WRITTEN INSTRUCTION. Restate the records in their entirety, word for word.

** Start **

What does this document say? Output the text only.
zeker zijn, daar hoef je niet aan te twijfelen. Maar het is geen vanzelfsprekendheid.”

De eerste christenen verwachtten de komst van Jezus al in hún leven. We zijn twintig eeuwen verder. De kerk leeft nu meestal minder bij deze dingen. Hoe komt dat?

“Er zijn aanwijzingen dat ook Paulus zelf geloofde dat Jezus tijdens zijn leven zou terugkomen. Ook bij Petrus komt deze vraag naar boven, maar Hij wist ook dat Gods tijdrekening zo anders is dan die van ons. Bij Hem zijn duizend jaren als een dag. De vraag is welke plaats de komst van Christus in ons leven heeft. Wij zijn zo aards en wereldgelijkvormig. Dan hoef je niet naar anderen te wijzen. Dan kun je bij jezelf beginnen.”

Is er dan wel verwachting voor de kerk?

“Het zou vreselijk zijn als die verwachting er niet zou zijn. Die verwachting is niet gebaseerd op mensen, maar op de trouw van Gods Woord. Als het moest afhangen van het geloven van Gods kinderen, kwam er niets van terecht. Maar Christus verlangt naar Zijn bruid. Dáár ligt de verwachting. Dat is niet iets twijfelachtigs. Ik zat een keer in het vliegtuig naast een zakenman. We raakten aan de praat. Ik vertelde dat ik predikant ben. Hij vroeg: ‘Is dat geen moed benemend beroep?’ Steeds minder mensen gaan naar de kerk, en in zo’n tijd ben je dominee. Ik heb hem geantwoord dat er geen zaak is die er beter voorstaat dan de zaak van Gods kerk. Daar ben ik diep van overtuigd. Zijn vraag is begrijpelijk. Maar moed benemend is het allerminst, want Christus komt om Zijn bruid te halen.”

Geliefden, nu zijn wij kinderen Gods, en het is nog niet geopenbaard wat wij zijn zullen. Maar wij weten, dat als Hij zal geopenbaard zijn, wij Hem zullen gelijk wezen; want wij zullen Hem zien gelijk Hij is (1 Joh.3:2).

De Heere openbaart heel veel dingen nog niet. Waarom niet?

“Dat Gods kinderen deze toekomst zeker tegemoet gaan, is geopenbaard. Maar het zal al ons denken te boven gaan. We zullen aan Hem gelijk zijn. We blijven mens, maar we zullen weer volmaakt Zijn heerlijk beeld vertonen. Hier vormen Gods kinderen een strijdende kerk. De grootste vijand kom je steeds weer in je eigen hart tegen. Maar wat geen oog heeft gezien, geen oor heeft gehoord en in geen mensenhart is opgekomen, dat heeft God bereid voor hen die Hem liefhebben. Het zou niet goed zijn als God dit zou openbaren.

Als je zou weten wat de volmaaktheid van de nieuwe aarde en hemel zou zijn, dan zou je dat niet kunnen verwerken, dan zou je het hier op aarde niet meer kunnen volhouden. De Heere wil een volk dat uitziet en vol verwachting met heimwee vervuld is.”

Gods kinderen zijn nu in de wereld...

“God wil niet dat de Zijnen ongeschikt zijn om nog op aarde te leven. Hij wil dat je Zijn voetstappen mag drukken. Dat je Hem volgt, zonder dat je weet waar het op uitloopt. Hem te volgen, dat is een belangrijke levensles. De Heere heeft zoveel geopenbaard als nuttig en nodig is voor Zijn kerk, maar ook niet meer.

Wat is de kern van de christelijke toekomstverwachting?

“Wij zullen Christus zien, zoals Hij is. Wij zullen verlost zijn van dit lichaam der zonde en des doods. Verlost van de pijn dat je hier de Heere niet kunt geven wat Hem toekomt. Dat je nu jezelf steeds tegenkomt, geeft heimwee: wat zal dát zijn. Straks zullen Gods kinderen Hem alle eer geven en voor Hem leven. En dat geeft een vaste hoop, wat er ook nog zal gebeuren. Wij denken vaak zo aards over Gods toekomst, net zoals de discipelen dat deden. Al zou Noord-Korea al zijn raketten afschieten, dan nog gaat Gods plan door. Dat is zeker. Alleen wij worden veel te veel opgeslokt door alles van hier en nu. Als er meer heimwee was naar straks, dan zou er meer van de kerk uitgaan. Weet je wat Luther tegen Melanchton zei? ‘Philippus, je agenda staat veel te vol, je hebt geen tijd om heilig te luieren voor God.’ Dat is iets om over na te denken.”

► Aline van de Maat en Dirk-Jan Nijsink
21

** End **

RESPONSE BELOW.
What does this document say? Output the text only.
zeker zijn, daar hoef je niet aan te twijfelen. Maar het is geen vanzelfsprekendheid.”

De eerste christenen verwachtten de komst van Jezus al in hún leven. We zijn twintig eeuwen verder. De kerk leeft nu meestal minder bij deze dingen. Hoe komt dat?

“Er zijn aanwijzingen dat ook Paulus zelf geloofde dat Jezus tijdens zijn leven zou terugkomen. Ook bij Petrus komt deze vraag naar boven, maar Hij wist ook dat Gods tijdrekening zo anders is dan die van ons. Bij Hem zijn duizend jaren als een dag. De vraag is welke plaats de komst van Christus in ons leven heeft. Wij zijn zo aards en wereldgelijkvormig. Dan hoef je niet naar anderen te wijzen. Dan kun je bij jezelf beginnen.”

Is er dan wel verwachting voor de kerk?

“Het zou vreselijk zijn als die verwachting er niet zou zijn. Die verwachting is niet gebaseerd op mensen, maar op de trouw van Gods Woord. Als het moest afhangen van het geloven van Gods kinderen, kwam er niets van terecht. Maar Christus verlangt naar Zijn bruid. Dáár ligt de verwachting. Dat is niet iets twijfelachtigs. Ik zat een keer in het vliegtuig naast een zakenman. We raakten aan de praat. Ik vertelde dat ik predikant ben. Hij vroeg: ‘Is dat geen moed benemend beroep?’ Steeds minder mensen gaan naar de kerk, en in zo’n tijd ben je dominee. Ik heb hem geantwoord dat er geen zaak is die er beter voorstaat dan de zaak van Gods kerk. Daar ben ik diep van overtuigd. Zijn vraag is begrijpelijk. Maar moed benemend is het allerminst, want Christus komt om Zijn bruid te halen.”

Geliefden, nu zijn wij kinderen Gods, en het is nog niet geopenbaard wat wij zijn zullen. Maar wij weten, dat als Hij zal geopenbaard zijn, wij Hem zullen gelijk wezen; want wij zullen Hem zien gelijk Hij is (1 Joh.3:2).

De Heere openbaart heel veel dingen nog niet. Waarom niet?

“Dat Gods kinderen deze toekomst zeker tegemoet gaan, is geopenbaard. Maar het zal al ons denken te boven gaan. We zullen aan Hem gelijk zijn. We blijven mens, maar we zullen weer volmaakt Zijn heerlijk beeld vertonen. Hier vormen Gods kinderen een strijdende kerk. De grootste vijand kom je steeds weer in je eigen hart tegen. Maar wat geen oog heeft gezien, geen oor heeft gehoord en in geen mensenhart is opgekomen, dat heeft God bereid voor hen die Hem liefhebben. Het zou niet goed zijn als God dit zou openbaren.

Als je zou weten wat de volmaaktheid van de nieuwe aarde en hemel zou zijn, dan zou je dat niet kunnen verwerken, dan zou je het hier op aarde niet meer kunnen volhouden. De Heere wil een volk dat uitziet en vol verwachting met heimwee vervuld is.”

Gods kinderen zijn nu in de wereld...

“God wil niet dat de Zijnen ongeschikt zijn om nog op aarde te leven. Hij wil dat je Zijn voetstappen mag drukken. Dat je Hem volgt, zonder dat je weet waar het op uitloopt. Hem te volgen, dat is een belangrijke levensles. De Heere heeft zoveel geopenbaard als nuttig en nodig is voor Zijn kerk, maar ook niet meer.

Wat is de kern van de christelijke toekomstverwachting?

“Wij zullen Christus zien, zoals Hij is. Wij zullen verlost zijn van dit lichaam der zonde en des doods. Verlost van de pijn dat je hier de Heere niet kunt geven wat Hem toekomt. Dat je nu jezelf steeds tegenkomt, geeft heimwee: wat zal dát zijn. Straks zullen Gods kinderen Hem alle eer geven en voor Hem leven. En dat geeft een vaste hoop, wat er ook nog zal gebeuren. Wij denken vaak zo aards over Gods toekomst, net zoals de discipelen dat deden. Al zou Noord-Korea al zijn raketten afschieten, dan nog gaat Gods plan door. Dat is zeker. Alleen wij worden veel te veel opgeslokt door alles van hier en nu. Als er meer heimwee was naar straks, dan zou er meer van de kerk uitgaan. Weet je wat Luther tegen Melanchton zei? ‘Philippus, je agenda staat veel te vol, je hebt geen tijd om heilig te luieren voor God.’ Dat is iets om over na te denken.”

► Aline van de Maat en Dirk-Jan Nijsink
21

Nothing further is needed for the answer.